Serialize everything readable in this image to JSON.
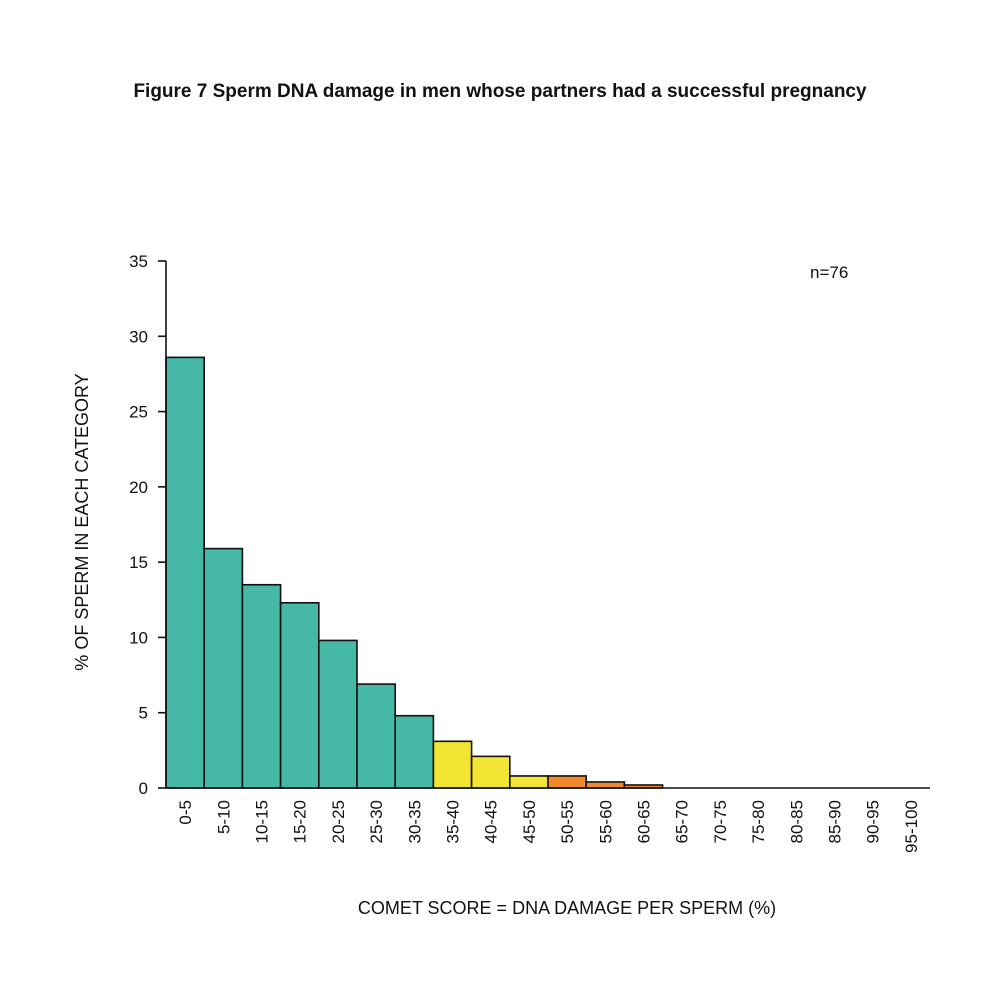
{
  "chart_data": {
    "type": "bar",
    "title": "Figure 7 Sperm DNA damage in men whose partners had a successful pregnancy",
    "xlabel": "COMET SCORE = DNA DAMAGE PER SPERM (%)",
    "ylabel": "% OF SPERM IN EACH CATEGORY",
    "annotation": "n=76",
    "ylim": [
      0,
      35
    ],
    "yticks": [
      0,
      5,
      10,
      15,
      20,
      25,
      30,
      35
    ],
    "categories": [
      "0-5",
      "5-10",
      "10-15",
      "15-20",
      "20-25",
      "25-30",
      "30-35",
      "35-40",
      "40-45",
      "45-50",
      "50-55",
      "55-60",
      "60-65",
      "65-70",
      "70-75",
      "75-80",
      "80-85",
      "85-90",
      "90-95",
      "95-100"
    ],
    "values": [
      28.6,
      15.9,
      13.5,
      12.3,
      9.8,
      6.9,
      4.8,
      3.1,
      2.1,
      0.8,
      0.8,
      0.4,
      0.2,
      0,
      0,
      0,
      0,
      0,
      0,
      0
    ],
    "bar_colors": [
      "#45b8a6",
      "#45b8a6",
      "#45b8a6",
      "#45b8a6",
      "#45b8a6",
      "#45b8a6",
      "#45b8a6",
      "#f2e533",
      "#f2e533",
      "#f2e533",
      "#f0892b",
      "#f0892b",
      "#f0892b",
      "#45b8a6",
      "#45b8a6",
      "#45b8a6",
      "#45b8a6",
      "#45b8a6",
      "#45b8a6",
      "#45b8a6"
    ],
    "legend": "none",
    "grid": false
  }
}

▬▬▬▬▬▬

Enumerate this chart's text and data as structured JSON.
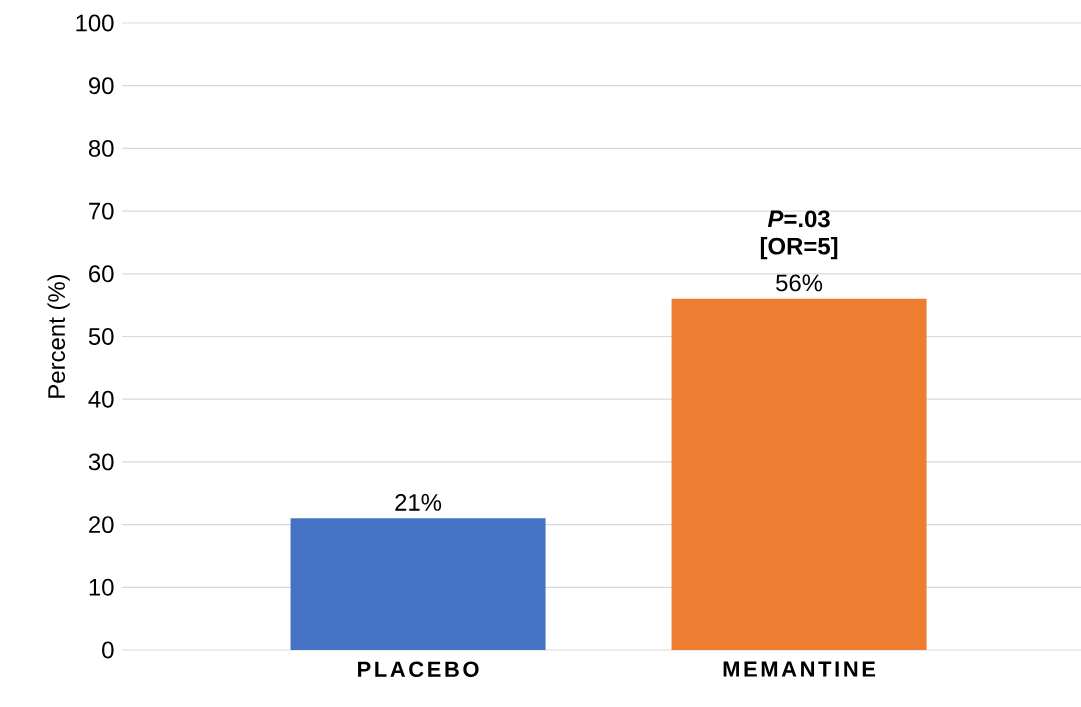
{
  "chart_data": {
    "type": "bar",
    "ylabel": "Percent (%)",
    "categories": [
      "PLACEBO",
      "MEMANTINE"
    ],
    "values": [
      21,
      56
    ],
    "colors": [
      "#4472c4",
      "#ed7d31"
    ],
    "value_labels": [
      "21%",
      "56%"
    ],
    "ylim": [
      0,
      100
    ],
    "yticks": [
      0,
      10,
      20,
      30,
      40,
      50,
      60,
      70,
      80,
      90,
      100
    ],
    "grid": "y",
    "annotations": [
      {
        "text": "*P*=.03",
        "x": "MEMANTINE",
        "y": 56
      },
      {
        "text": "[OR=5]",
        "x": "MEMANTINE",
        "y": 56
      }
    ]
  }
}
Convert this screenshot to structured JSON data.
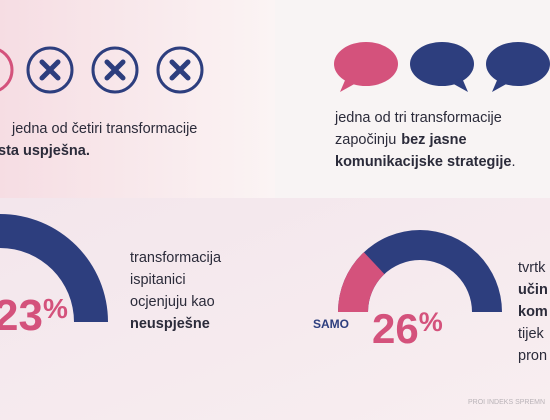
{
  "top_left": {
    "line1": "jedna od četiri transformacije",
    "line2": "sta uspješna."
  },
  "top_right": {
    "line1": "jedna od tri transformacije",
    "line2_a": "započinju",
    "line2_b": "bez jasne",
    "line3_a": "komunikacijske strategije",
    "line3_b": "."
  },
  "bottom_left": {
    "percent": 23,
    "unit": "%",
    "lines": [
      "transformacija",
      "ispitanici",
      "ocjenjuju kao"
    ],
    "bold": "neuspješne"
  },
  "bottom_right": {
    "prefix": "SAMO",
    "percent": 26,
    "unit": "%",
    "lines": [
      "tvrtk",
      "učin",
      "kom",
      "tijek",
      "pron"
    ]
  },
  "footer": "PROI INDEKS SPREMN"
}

▬▬▬▬▬▬

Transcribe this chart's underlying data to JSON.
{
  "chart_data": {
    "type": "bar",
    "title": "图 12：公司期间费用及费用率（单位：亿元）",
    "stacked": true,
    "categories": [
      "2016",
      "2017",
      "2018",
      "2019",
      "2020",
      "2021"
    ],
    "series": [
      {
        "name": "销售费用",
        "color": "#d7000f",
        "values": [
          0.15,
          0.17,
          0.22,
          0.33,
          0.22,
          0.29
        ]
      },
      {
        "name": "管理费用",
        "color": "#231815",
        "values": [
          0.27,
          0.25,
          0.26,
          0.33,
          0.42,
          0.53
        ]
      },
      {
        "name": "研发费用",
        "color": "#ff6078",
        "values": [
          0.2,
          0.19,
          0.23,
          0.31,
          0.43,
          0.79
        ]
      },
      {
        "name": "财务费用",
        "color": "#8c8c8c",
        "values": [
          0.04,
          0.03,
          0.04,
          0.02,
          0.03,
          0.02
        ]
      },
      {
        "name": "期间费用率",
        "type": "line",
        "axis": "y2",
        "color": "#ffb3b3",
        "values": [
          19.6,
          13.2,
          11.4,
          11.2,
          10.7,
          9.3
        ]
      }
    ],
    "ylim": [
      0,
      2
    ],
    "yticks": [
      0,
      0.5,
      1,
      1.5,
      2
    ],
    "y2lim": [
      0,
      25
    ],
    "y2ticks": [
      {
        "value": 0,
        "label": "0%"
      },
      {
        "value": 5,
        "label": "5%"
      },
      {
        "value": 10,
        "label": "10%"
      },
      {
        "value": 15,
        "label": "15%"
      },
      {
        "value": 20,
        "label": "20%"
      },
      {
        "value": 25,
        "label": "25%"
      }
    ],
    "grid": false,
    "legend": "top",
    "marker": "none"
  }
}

▬▬▬▬▬▬

### Instructions for the task
Where a line above contains the word "JSON", copy that line.

### Correct output
Serialize everything readable in this image to JSON.
Enumerate this chart's text and data as structured JSON.
Convert this screenshot to structured JSON data.
Transcribe this chart's underlying data to JSON.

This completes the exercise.